> [STATED EXERCISE] Provide the count of lines that hold "mths" and no other output.

> [PROVIDED INFORMATION]
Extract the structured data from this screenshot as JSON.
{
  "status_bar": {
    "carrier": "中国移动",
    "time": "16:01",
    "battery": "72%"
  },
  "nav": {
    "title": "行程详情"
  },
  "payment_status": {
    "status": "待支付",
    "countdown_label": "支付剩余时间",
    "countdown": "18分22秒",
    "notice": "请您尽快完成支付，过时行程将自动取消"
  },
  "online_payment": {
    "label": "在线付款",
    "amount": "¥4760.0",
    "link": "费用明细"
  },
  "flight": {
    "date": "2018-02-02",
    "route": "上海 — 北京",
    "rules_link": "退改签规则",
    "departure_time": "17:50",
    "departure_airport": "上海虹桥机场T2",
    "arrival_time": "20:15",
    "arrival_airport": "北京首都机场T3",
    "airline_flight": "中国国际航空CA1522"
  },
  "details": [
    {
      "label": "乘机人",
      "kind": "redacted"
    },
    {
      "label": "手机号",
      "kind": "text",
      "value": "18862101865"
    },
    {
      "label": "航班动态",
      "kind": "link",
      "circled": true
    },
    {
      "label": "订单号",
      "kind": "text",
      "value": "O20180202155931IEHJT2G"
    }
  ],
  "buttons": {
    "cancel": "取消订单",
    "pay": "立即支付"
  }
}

---

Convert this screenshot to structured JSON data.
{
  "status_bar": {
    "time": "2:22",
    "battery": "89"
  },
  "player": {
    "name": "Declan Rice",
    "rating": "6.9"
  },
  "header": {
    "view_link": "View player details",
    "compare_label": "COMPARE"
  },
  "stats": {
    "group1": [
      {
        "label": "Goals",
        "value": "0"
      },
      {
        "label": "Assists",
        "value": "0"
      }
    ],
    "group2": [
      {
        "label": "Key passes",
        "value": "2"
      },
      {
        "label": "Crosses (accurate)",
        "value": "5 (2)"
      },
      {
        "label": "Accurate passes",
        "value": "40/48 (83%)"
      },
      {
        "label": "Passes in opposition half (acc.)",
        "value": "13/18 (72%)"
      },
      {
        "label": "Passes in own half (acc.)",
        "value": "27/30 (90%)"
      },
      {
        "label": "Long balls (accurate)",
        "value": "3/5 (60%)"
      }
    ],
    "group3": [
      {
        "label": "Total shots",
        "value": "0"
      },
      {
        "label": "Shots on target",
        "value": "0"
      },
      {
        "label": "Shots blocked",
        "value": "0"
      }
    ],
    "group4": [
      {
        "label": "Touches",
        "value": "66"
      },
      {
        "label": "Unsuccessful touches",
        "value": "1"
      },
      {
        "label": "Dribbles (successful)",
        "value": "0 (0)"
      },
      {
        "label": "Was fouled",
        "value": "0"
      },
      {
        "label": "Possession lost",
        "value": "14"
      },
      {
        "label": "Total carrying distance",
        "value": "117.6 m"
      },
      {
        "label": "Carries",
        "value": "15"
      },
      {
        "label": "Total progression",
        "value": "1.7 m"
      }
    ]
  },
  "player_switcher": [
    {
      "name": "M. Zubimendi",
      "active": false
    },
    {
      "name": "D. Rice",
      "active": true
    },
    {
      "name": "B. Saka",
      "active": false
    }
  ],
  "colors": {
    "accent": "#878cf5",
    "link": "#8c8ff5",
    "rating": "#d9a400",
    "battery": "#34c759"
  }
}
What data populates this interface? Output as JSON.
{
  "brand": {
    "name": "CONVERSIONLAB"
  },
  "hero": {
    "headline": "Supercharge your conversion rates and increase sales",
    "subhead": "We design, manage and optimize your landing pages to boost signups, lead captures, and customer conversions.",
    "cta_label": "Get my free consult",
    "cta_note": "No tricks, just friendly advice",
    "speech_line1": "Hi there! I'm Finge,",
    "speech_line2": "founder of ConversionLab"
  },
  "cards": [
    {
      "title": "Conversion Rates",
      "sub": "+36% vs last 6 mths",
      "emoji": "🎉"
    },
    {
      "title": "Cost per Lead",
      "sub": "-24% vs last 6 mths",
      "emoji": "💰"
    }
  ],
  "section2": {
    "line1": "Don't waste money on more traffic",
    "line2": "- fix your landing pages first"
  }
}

> [EXERCISE RESULT] 2